> _Problem statement_: Reproduce verbatim the part of the passage on the SAP Customer Activity Repository that starts at "There’s been a" and ends at "to be seen.".

> _Page extract_:
On the technology front, SAP announced the SAP® Customer Activity Repository application, “a new retail data repository powered by the SAP HANA® platform…intended to support retailers in becoming more customer-centric by bringing together customer, sales and inventory information from siloed applications.” Here are some additional details from the press release:
SAP Customer Activity Repository aims to empower retailers with consumer insights by consolidating customer interactions from stores, online and mobile channels with insight from social media feedback such as Twitter or Facebook posts [emphasis mine]. The information shall act as the basis for a “single source of truth” to help retailers optimize branding, marketing, promotions, pricing, merchandising, inventory management processes and more.
General availability of SAP Customer Activity Repository is planned for the first quarter of 2014.
There’s been a lot of buzz and hype lately about performing sentiment analysis on social media posts and integrating the output with enterprise data to get a more complete and real-time pulse on demand. I’m glad to see that SAP plans to leverage insight from social media posts in its application, but how well and valuable this information turns out to be in practice remains to be seen.

[Stored dataset items]
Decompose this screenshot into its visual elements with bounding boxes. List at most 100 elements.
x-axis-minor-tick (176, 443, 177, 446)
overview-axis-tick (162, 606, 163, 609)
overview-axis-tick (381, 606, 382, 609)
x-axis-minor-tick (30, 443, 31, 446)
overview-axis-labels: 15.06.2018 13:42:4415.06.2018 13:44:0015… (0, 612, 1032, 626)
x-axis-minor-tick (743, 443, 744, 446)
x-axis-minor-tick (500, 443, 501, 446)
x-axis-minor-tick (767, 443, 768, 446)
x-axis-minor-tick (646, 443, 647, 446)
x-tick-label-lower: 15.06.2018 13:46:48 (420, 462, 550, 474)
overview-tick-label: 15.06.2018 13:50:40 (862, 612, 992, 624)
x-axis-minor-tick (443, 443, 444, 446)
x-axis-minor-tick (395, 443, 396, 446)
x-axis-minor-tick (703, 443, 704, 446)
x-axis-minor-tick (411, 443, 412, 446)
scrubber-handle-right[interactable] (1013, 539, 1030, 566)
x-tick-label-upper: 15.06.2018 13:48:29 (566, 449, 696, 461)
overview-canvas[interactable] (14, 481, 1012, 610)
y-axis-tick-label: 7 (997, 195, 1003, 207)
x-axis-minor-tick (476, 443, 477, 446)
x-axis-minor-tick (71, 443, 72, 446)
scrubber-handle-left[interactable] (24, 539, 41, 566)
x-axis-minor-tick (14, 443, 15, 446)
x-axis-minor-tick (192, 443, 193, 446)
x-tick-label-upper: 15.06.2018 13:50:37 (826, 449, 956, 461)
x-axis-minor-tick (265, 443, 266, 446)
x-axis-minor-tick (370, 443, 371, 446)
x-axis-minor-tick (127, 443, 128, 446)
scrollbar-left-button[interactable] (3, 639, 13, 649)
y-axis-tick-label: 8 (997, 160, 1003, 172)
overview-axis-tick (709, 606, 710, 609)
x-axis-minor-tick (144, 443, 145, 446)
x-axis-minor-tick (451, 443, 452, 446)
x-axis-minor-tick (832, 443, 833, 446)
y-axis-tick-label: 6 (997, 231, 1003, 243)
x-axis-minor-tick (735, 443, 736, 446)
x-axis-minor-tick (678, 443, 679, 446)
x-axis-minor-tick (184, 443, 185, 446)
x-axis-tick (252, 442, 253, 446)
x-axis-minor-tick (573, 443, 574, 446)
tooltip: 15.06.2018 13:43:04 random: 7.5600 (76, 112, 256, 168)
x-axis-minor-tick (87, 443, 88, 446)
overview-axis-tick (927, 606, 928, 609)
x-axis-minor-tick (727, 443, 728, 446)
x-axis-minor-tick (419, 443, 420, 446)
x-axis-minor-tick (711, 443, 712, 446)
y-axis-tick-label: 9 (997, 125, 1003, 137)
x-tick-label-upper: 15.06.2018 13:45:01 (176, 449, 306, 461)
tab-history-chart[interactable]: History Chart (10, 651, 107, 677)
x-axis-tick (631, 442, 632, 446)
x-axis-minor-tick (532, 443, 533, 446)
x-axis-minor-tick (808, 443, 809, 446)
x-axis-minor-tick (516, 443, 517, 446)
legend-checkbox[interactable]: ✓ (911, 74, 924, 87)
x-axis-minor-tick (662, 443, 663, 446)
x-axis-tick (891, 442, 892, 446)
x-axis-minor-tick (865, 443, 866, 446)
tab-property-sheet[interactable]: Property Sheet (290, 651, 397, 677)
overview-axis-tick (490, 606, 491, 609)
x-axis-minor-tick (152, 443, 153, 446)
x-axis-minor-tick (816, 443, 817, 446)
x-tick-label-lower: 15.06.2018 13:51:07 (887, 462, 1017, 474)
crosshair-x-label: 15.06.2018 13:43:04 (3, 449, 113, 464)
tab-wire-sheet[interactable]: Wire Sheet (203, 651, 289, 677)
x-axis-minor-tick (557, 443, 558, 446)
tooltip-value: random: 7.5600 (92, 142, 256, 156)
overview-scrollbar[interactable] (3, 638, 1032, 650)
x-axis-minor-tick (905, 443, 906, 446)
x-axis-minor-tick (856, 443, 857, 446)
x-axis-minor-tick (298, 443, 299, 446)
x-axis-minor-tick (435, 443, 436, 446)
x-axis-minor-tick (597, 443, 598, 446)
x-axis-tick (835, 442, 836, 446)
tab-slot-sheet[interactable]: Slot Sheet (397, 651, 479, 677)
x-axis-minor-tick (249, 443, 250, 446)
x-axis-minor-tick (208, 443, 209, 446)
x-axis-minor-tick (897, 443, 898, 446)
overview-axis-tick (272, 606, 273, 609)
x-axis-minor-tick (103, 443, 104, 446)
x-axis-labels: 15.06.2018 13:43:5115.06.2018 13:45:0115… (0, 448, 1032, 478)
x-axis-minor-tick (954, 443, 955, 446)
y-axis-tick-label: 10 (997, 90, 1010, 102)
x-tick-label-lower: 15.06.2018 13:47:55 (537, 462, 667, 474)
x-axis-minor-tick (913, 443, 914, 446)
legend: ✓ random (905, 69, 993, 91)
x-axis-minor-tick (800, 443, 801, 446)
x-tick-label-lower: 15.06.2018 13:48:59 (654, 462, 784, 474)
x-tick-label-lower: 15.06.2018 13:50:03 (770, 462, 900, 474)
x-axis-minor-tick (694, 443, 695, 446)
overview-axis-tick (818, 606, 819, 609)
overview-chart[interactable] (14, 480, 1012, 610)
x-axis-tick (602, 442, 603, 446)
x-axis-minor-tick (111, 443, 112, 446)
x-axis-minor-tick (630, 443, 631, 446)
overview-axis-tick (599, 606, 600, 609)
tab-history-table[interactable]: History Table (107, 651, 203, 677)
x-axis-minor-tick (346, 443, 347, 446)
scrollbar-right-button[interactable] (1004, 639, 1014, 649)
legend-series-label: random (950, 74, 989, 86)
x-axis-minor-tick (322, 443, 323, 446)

> _Answer box_:
There’s been a lot of buzz and hype lately about performing sentiment analysis on social media posts and integrating the output with enterprise data to get a more complete and real-time pulse on demand. I’m glad to see that SAP plans to leverage insight from social media posts in its application, but how well and valuable this information turns out to be in practice remains to be seen.